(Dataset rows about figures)
━━━━━━

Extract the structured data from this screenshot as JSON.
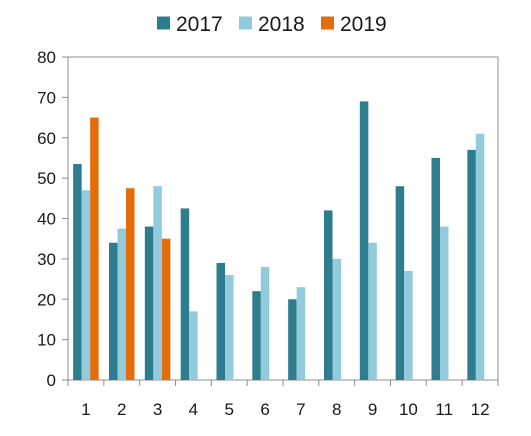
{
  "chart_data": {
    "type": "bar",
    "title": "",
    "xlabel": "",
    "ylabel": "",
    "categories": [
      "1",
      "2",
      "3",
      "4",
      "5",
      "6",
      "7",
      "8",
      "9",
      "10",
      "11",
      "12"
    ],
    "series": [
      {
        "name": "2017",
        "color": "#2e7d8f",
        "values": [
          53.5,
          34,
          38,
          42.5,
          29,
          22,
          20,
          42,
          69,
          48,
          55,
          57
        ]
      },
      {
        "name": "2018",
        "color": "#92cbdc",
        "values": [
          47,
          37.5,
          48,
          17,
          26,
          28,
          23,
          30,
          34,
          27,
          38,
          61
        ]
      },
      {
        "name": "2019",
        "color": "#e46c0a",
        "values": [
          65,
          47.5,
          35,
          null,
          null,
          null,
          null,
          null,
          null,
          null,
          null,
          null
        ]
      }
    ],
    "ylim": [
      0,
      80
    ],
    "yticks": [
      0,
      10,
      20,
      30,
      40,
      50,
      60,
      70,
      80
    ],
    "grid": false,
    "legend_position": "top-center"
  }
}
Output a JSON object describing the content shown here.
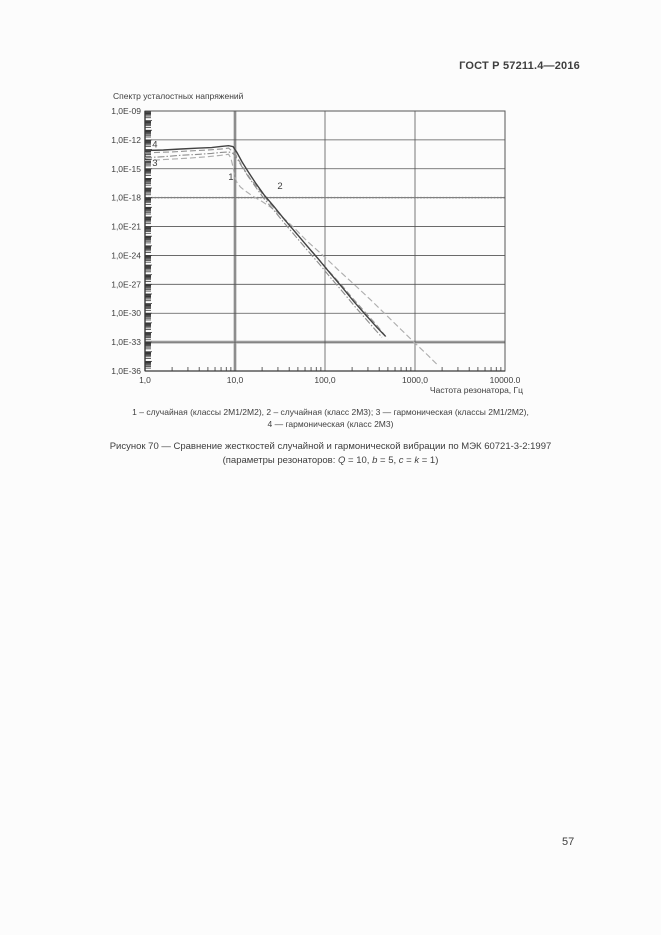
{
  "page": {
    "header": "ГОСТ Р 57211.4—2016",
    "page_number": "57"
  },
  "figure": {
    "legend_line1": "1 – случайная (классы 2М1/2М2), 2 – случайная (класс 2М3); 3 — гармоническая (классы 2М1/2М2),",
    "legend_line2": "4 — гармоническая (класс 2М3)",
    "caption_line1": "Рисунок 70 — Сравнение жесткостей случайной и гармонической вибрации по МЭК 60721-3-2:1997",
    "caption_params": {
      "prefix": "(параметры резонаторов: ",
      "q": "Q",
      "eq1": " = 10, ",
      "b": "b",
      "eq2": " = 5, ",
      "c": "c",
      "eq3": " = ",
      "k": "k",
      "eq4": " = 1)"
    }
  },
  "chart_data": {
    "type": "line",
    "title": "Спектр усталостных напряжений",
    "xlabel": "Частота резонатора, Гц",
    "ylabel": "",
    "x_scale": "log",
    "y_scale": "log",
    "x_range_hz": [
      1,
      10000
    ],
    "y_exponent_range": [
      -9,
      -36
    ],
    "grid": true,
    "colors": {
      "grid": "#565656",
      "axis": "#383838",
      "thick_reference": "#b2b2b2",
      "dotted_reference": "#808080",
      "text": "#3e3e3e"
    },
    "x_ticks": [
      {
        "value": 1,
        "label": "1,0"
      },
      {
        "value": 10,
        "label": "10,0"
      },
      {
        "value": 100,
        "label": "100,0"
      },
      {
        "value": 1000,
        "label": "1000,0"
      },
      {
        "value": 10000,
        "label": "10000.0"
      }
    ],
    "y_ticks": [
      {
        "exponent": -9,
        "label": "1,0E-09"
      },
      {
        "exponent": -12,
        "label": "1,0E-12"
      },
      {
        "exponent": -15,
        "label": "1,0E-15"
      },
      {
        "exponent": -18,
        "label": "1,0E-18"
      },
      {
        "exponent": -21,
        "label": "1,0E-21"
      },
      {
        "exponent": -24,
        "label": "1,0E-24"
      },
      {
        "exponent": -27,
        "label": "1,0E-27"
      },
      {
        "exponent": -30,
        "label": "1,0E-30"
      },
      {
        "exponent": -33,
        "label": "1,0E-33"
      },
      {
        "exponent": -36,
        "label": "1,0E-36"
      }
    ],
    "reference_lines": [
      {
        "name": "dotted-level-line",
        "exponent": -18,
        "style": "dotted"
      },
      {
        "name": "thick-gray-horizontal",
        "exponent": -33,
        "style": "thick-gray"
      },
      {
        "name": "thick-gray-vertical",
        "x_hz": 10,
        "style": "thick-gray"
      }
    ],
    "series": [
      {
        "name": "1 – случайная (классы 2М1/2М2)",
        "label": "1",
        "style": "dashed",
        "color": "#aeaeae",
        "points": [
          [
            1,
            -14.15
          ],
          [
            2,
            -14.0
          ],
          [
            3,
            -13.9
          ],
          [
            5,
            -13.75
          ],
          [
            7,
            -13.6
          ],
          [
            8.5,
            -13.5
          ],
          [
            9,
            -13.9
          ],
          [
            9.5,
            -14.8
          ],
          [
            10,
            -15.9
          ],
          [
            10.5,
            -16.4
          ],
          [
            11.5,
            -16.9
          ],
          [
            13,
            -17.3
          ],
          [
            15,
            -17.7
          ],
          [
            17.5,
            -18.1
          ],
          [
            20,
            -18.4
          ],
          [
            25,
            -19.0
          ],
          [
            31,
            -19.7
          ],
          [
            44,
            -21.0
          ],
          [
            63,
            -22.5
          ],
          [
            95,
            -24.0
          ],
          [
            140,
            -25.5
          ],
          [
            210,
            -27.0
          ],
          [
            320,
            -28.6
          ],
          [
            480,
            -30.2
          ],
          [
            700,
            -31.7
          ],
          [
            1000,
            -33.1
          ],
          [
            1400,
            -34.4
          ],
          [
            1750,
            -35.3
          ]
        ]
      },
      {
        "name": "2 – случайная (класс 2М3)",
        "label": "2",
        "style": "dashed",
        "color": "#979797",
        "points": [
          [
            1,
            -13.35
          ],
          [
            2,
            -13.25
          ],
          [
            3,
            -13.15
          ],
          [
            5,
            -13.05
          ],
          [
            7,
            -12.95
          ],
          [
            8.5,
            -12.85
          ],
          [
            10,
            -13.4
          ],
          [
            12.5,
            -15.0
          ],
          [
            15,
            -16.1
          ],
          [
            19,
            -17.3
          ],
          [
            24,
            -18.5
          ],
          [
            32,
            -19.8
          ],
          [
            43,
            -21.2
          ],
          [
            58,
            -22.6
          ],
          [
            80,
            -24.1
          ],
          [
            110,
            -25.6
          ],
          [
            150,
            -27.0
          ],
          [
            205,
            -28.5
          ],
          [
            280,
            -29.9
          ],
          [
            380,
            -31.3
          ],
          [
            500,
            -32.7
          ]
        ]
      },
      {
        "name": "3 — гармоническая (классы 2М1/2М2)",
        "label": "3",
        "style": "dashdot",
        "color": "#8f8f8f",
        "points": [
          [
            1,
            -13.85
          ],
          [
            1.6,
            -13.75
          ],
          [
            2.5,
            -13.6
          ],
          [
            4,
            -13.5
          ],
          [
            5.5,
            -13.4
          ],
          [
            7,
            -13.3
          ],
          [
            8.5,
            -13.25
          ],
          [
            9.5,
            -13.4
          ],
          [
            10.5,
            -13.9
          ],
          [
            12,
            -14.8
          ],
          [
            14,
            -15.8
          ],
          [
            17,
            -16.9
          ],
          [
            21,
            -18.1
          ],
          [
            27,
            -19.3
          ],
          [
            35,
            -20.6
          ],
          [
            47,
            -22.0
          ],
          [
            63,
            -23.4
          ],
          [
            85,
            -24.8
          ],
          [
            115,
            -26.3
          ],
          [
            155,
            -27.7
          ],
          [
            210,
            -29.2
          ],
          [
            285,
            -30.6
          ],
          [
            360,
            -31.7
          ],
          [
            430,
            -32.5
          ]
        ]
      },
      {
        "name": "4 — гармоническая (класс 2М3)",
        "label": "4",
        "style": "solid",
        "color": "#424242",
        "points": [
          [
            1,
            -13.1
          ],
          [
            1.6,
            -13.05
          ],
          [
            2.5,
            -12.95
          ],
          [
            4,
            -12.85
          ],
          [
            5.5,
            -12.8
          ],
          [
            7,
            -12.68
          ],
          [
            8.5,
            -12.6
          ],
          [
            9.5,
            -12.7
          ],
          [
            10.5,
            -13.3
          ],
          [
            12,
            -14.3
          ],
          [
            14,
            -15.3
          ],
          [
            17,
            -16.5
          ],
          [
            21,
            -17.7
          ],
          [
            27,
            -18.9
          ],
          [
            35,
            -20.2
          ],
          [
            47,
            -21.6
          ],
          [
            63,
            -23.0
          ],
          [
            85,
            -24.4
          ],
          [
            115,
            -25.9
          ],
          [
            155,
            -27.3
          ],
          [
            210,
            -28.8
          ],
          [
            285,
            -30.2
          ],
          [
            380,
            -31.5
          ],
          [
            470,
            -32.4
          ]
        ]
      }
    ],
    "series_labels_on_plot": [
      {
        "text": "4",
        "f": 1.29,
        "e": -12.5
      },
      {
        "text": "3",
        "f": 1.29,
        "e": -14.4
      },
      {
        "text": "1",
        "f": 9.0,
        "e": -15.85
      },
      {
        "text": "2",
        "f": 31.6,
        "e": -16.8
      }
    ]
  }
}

━━━━━━

EXERCISE TASK:
Identify all lines where the word "gray" shows up. Copy them.

FINAL RESULT:
        "name": "thick-gray-horizontal",
        "style": "thick-gray"
        "name": "thick-gray-vertical",
        "style": "thick-gray"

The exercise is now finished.